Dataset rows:
============================================================

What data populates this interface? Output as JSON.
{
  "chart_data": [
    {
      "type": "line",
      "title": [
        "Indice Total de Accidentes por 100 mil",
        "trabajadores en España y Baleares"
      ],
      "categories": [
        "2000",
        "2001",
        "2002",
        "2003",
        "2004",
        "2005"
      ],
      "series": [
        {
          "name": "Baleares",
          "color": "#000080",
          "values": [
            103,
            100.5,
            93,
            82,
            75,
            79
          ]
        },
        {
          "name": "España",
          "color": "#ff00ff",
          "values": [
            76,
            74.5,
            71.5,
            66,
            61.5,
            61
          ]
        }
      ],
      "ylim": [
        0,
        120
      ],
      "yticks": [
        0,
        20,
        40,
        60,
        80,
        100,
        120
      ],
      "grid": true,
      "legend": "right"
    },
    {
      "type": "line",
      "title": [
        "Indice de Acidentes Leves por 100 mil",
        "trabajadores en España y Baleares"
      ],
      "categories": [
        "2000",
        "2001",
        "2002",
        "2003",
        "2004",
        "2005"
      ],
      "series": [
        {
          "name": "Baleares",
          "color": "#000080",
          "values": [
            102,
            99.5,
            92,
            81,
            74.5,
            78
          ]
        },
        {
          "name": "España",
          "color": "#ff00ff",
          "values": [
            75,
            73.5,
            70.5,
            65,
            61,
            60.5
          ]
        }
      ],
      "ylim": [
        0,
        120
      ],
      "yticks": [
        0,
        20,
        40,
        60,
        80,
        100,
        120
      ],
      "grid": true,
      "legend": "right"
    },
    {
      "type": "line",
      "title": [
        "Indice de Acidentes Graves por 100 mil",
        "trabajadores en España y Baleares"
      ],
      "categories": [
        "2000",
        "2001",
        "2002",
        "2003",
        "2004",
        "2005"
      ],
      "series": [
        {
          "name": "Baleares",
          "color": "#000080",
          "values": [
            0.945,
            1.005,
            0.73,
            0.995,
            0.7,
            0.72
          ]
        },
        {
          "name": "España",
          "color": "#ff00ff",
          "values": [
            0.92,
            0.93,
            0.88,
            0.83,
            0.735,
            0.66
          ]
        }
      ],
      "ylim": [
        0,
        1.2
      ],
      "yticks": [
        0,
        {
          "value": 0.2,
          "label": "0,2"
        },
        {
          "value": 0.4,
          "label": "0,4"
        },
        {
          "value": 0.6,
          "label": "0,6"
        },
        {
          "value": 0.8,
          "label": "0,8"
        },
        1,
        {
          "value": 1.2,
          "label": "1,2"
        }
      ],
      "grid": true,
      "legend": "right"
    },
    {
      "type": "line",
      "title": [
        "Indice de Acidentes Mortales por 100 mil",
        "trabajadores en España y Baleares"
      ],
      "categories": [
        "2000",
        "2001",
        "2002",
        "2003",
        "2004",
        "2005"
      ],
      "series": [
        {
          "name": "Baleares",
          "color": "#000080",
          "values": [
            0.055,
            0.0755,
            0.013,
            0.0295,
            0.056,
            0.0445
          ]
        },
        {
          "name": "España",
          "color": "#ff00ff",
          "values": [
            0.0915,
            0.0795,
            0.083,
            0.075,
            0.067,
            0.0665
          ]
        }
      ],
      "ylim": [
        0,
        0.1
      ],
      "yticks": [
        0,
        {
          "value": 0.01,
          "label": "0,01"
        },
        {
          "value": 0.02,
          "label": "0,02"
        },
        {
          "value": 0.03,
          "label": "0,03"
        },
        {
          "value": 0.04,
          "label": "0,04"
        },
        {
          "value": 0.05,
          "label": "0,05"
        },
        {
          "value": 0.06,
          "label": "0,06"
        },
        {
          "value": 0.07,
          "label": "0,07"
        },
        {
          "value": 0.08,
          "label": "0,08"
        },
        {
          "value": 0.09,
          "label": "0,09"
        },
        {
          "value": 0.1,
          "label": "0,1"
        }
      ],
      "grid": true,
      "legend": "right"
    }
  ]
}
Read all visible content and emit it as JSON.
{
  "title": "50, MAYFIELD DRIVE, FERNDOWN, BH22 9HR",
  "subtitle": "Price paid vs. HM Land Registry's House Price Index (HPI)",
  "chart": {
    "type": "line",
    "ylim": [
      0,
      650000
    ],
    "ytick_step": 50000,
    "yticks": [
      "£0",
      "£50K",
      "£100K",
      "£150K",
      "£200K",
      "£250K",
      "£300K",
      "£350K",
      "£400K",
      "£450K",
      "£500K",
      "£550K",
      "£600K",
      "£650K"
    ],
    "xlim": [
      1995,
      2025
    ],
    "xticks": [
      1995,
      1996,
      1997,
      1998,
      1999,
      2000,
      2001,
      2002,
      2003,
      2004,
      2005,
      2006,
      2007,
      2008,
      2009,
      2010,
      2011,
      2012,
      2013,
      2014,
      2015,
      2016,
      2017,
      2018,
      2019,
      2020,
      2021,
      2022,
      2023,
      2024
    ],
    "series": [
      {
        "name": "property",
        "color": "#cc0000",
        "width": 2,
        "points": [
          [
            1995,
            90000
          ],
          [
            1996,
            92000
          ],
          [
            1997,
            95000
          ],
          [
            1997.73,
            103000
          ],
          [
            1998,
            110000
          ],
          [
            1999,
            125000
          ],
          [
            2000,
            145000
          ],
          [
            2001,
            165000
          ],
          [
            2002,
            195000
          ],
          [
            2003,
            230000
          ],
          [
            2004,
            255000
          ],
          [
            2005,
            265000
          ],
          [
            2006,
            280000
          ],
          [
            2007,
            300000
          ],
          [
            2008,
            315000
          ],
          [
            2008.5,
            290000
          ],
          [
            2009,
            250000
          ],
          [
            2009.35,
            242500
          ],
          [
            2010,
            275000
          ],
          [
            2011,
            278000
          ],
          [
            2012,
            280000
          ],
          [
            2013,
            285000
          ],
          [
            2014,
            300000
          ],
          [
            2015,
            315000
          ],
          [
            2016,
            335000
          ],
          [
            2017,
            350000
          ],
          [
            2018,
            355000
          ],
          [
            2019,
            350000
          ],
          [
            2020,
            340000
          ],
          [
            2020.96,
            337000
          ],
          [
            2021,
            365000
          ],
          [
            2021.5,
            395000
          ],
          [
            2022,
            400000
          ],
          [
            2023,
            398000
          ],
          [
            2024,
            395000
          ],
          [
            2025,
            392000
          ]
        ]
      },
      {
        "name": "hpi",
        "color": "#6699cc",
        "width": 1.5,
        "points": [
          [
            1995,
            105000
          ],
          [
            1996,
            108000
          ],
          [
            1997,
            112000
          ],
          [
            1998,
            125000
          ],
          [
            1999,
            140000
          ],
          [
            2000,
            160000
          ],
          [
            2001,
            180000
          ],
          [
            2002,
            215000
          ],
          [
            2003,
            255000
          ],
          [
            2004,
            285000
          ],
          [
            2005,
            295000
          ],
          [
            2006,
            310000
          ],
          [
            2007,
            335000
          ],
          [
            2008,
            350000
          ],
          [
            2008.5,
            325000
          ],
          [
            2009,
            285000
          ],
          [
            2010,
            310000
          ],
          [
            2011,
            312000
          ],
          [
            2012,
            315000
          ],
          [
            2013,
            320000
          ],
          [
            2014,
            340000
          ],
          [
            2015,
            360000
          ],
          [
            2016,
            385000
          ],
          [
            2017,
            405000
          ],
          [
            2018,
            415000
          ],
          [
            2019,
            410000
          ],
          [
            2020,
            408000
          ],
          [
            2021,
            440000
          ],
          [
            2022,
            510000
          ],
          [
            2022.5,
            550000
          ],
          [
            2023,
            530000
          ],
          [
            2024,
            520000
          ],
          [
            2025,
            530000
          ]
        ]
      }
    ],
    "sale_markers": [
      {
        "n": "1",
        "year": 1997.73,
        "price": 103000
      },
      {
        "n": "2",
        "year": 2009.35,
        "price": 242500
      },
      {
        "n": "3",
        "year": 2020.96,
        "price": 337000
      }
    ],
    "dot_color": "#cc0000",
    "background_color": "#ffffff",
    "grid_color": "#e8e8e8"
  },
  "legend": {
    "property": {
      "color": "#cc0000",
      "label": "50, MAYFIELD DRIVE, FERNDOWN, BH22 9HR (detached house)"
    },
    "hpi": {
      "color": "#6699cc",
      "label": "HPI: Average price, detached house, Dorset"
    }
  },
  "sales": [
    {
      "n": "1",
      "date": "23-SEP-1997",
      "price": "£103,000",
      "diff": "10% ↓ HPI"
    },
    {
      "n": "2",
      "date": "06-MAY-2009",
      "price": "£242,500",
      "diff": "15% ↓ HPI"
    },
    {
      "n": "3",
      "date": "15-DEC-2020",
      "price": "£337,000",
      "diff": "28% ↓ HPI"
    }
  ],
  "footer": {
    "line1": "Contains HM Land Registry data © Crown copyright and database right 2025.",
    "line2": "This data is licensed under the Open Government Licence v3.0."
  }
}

============================================================

**Exercise:** Give only the number of lines that include the word "JSON".

**Solution to the exercise:** 2